Extracted records
· · · ·

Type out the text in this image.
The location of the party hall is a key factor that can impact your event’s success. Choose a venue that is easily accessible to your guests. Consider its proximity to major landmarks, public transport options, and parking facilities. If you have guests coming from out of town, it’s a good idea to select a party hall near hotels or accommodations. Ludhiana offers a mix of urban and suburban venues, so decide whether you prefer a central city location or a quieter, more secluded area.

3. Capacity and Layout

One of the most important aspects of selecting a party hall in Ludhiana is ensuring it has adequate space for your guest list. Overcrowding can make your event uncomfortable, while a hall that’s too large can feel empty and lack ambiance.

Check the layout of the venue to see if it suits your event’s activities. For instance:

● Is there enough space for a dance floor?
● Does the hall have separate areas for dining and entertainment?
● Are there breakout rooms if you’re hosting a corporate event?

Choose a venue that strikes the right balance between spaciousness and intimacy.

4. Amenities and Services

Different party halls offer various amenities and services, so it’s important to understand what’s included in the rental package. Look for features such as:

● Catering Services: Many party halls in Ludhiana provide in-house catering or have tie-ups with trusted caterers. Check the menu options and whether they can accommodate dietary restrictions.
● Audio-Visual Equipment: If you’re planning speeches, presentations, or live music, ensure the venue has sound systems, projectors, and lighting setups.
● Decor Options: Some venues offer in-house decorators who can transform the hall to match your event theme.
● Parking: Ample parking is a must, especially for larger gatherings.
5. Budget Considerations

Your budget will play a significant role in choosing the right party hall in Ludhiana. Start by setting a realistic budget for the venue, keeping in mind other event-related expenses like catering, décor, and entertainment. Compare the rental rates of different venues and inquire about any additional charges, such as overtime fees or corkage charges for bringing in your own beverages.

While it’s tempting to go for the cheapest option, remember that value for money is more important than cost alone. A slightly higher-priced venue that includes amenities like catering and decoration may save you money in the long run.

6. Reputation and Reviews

· · · ·

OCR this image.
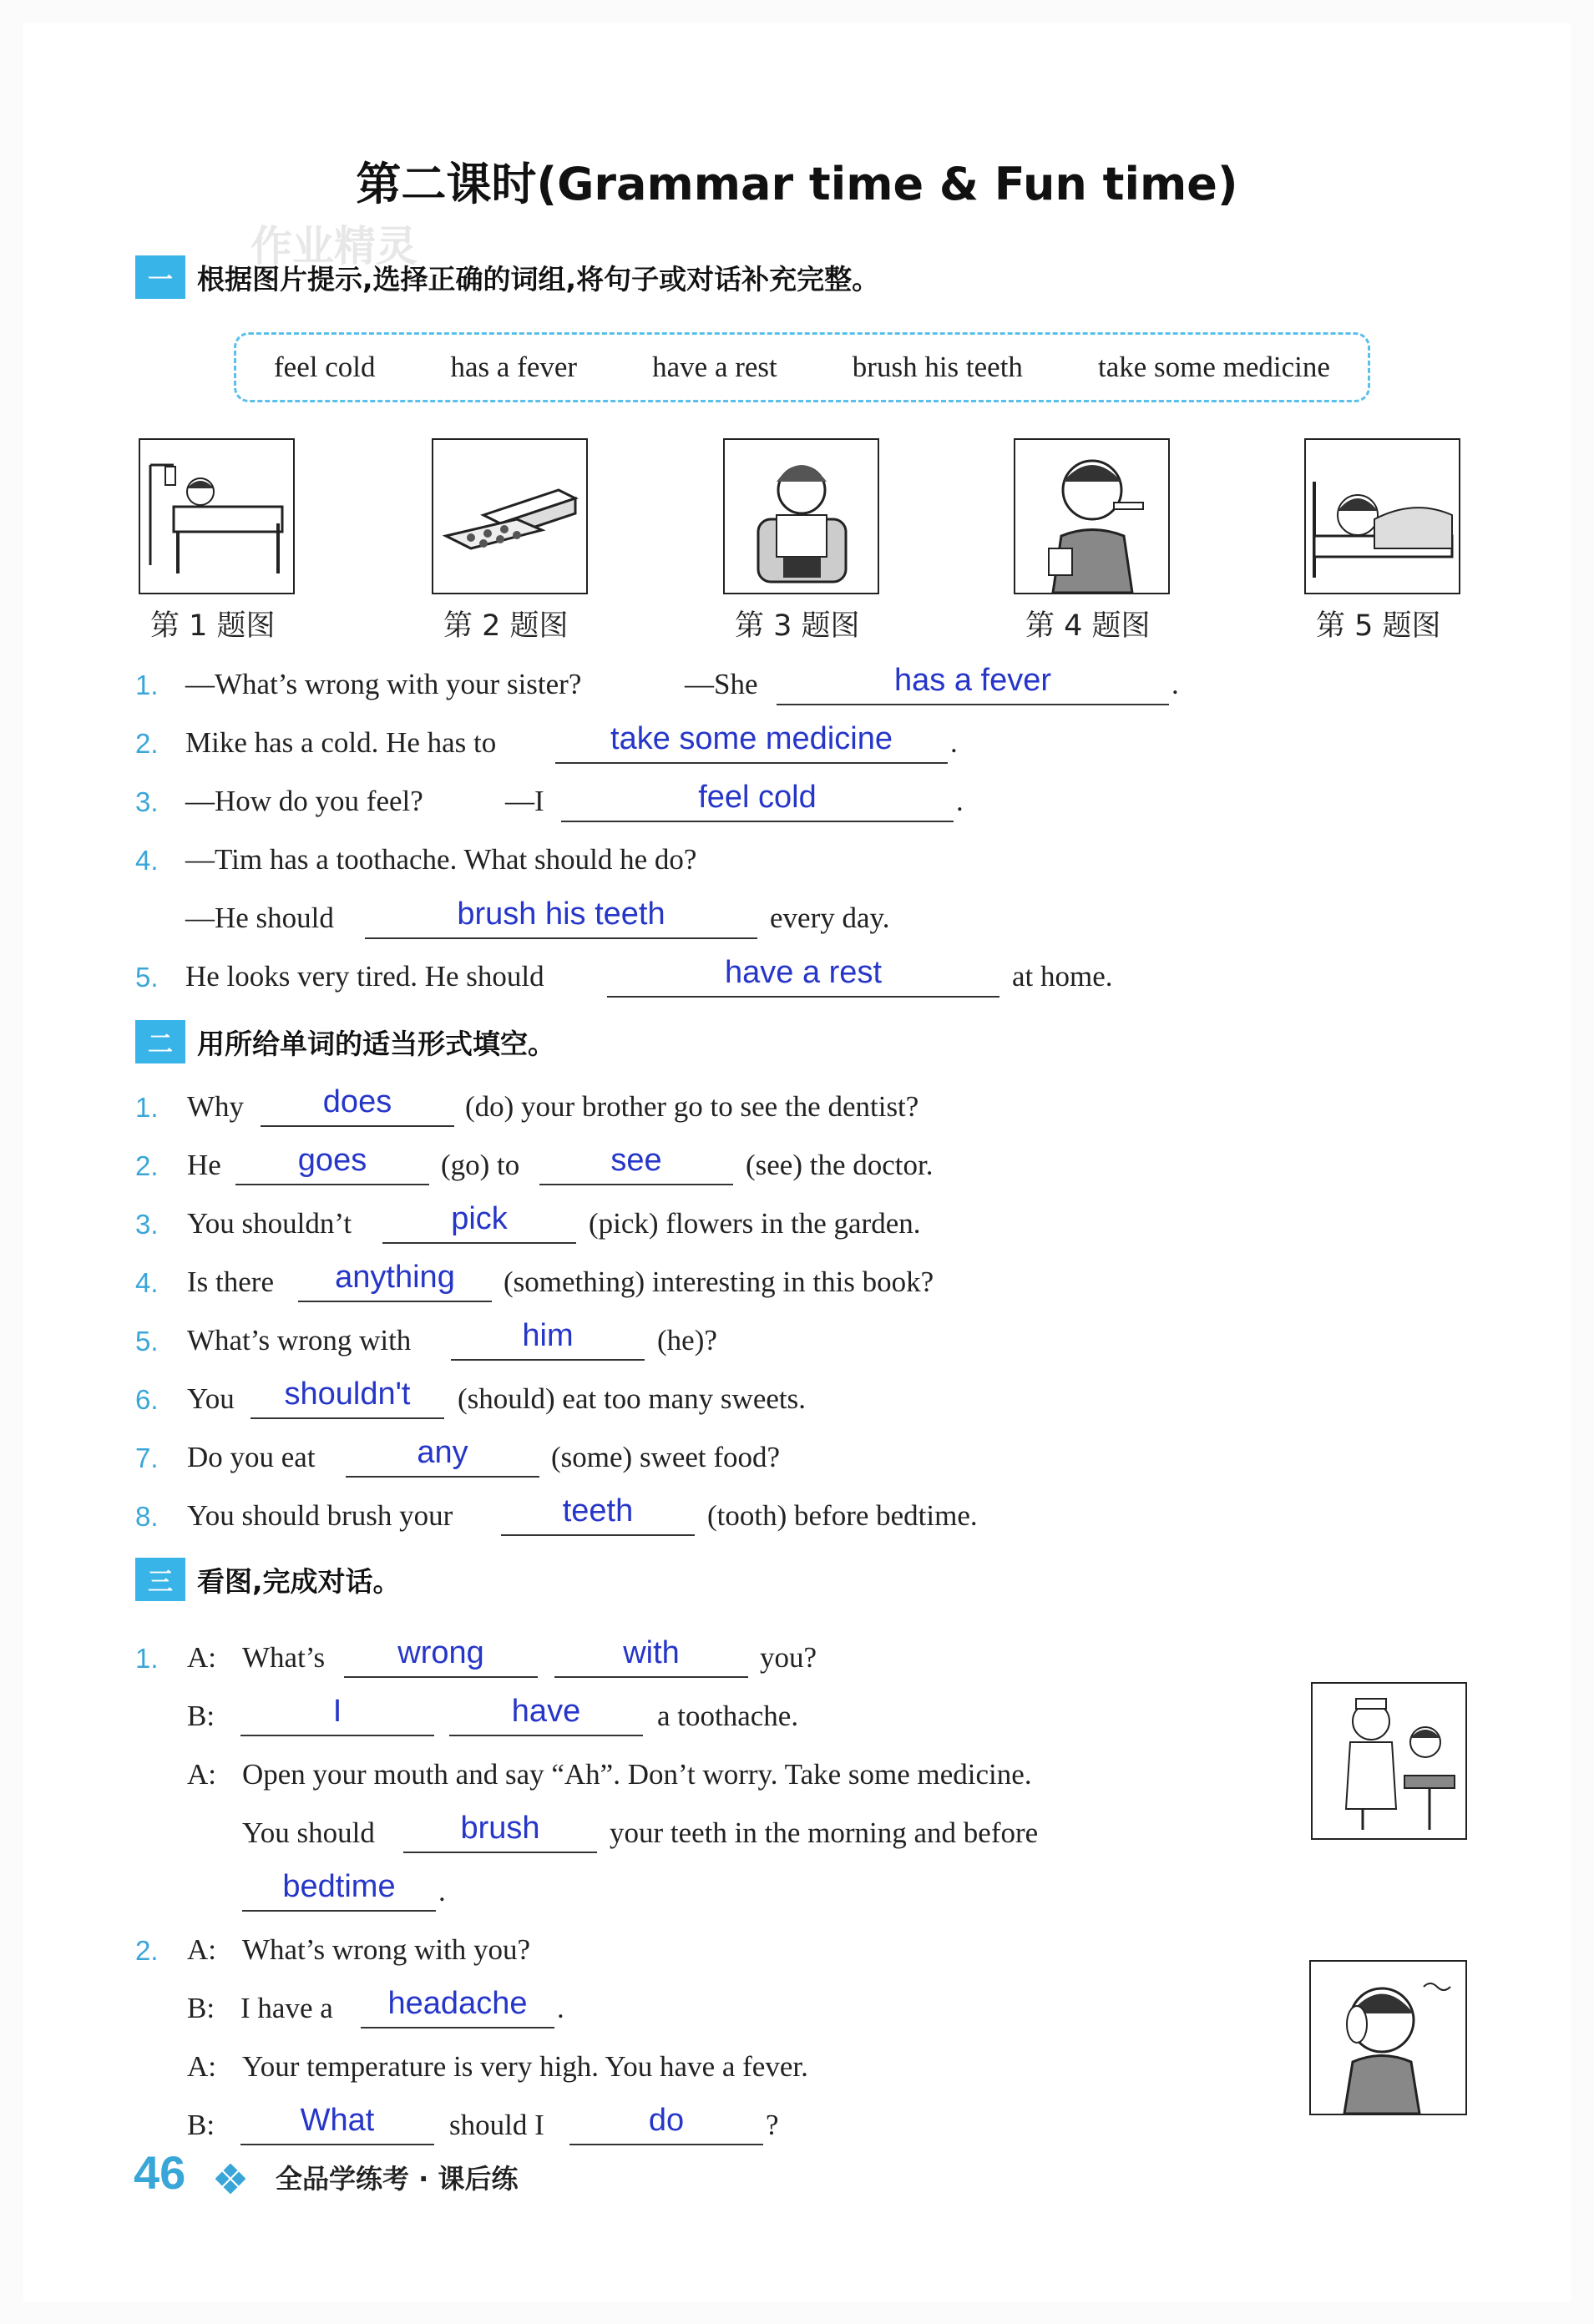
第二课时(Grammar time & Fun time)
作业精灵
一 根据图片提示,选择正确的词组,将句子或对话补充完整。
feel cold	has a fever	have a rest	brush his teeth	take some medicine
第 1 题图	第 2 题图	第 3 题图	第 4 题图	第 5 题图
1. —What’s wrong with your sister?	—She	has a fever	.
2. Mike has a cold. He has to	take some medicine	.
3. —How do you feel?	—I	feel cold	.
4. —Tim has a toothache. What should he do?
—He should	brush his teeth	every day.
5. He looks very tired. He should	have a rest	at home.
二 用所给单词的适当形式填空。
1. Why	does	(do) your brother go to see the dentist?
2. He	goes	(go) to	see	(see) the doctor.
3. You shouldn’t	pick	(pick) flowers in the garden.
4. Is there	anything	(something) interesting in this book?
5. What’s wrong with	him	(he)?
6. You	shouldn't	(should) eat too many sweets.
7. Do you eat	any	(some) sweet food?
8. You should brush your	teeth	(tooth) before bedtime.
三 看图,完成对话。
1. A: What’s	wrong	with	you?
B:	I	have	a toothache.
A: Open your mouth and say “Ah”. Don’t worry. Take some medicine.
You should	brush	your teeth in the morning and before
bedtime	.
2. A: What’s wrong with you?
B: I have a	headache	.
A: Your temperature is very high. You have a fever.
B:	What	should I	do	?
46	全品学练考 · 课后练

· · · ·

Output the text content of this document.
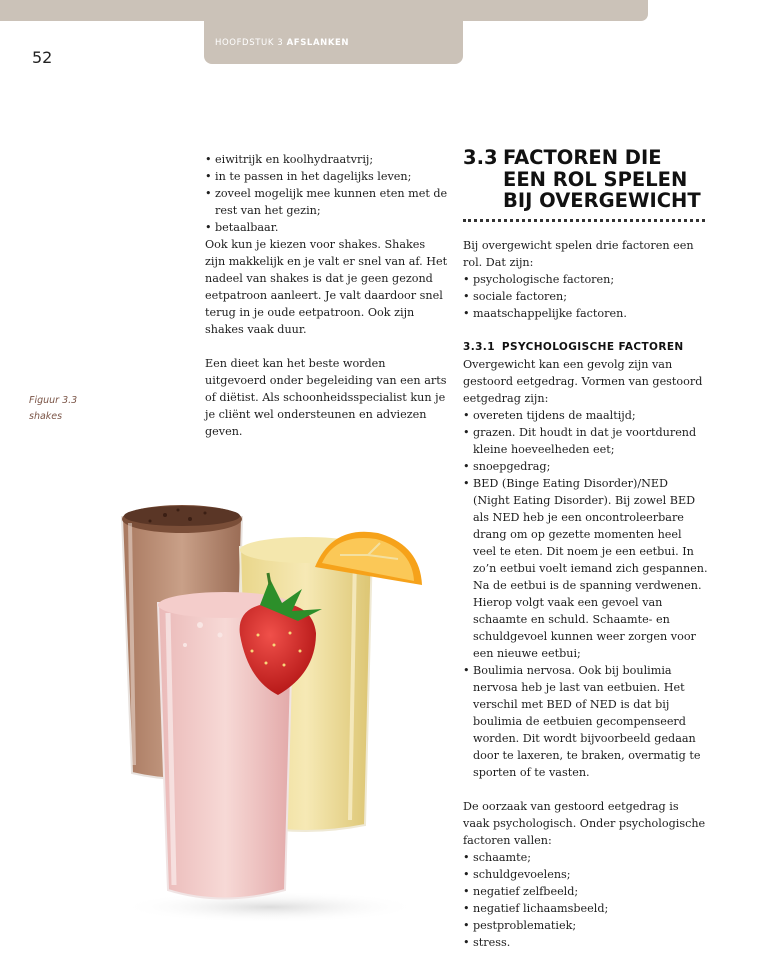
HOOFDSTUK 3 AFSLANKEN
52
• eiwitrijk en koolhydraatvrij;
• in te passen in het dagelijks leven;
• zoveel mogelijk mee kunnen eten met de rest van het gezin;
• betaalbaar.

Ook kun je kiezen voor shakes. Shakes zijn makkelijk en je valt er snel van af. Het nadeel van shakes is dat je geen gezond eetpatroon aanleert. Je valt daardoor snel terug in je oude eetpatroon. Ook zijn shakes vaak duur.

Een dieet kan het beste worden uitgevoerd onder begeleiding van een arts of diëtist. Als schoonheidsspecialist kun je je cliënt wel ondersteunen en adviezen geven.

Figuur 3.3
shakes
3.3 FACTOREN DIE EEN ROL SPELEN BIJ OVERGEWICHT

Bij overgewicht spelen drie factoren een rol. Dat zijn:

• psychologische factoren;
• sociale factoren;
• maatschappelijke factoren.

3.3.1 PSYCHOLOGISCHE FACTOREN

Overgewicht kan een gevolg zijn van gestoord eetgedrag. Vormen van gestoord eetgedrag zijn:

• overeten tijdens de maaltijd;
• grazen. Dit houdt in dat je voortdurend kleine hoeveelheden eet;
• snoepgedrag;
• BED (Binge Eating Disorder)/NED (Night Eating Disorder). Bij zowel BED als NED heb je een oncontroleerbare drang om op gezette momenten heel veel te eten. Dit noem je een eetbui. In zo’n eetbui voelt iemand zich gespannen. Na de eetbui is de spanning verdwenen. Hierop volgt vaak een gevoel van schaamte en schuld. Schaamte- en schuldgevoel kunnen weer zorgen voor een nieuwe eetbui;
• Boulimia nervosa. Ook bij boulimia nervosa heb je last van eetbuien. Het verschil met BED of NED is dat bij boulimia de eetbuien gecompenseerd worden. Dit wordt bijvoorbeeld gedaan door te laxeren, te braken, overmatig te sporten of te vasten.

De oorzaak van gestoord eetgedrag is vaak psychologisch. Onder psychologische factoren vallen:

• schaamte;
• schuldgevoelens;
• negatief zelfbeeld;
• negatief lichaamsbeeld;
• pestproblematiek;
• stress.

· · · ·

GIVEN TASK: The word "parking" may occur in lines of the records. Report how many such lines there are, giving only the number.

THE RESPONSE: 2